● TO BE DONE: A verbatim copy of the records is required, with all pictures left out.

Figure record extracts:
◆ ◆ ◆ ◆

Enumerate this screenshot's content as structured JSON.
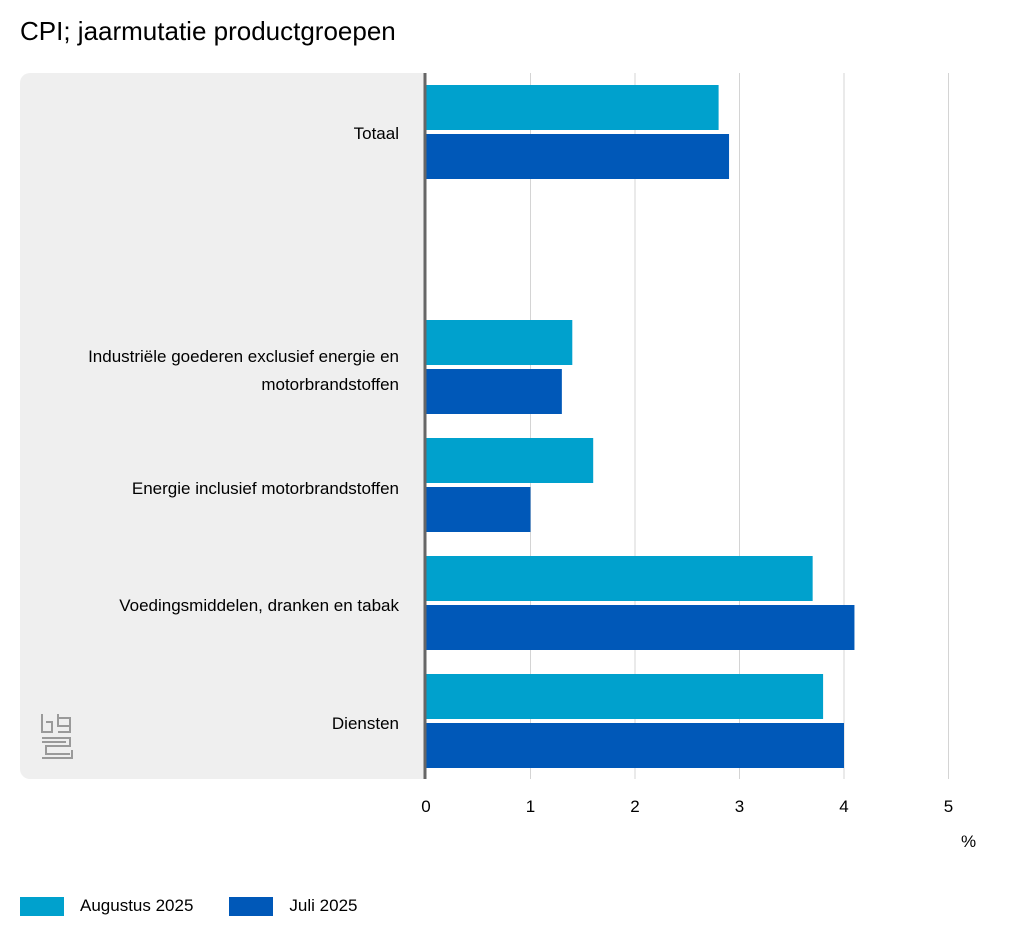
{
  "chart_data": {
    "type": "bar",
    "orientation": "horizontal",
    "title": "CPI; jaarmutatie productgroepen",
    "categories": [
      "Totaal",
      "",
      "Industriële goederen exclusief energie en motorbrandstoffen",
      "Energie inclusief motorbrandstoffen",
      "Voedingsmiddelen, dranken en tabak",
      "Diensten"
    ],
    "series": [
      {
        "name": "Augustus 2025",
        "color": "#00a1cd",
        "values": [
          2.8,
          null,
          1.4,
          1.6,
          3.7,
          3.8
        ]
      },
      {
        "name": "Juli 2025",
        "color": "#0058b8",
        "values": [
          2.9,
          null,
          1.3,
          1.0,
          4.1,
          4.0
        ]
      }
    ],
    "xlim": [
      0,
      5
    ],
    "xticks": [
      "0",
      "1",
      "2",
      "3",
      "4",
      "5"
    ],
    "xlabel": "%",
    "grid": true,
    "legend_position": "bottom-left"
  },
  "logo": {
    "icon": "cbs-logo-icon",
    "color": "#9a9a9a"
  },
  "colors": {
    "panel": "#efefef",
    "gridline": "#d4d4d4",
    "axis": "#666666"
  }
}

◆ ◆ ◆ ◆

● COMPLETE OUTPUT:
Enumerate this screenshot's content as structured JSON.
{
  "chart_data": {
    "type": "bar",
    "orientation": "horizontal",
    "title": "CPI; jaarmutatie productgroepen",
    "categories": [
      "Totaal",
      "",
      "Industriële goederen exclusief energie en motorbrandstoffen",
      "Energie inclusief motorbrandstoffen",
      "Voedingsmiddelen, dranken en tabak",
      "Diensten"
    ],
    "series": [
      {
        "name": "Augustus 2025",
        "color": "#00a1cd",
        "values": [
          2.8,
          null,
          1.4,
          1.6,
          3.7,
          3.8
        ]
      },
      {
        "name": "Juli 2025",
        "color": "#0058b8",
        "values": [
          2.9,
          null,
          1.3,
          1.0,
          4.1,
          4.0
        ]
      }
    ],
    "xlim": [
      0,
      5
    ],
    "xticks": [
      "0",
      "1",
      "2",
      "3",
      "4",
      "5"
    ],
    "xlabel": "%",
    "grid": true,
    "legend_position": "bottom-left"
  },
  "logo": {
    "icon": "cbs-logo-icon",
    "color": "#9a9a9a"
  },
  "colors": {
    "panel": "#efefef",
    "gridline": "#d4d4d4",
    "axis": "#666666"
  }
}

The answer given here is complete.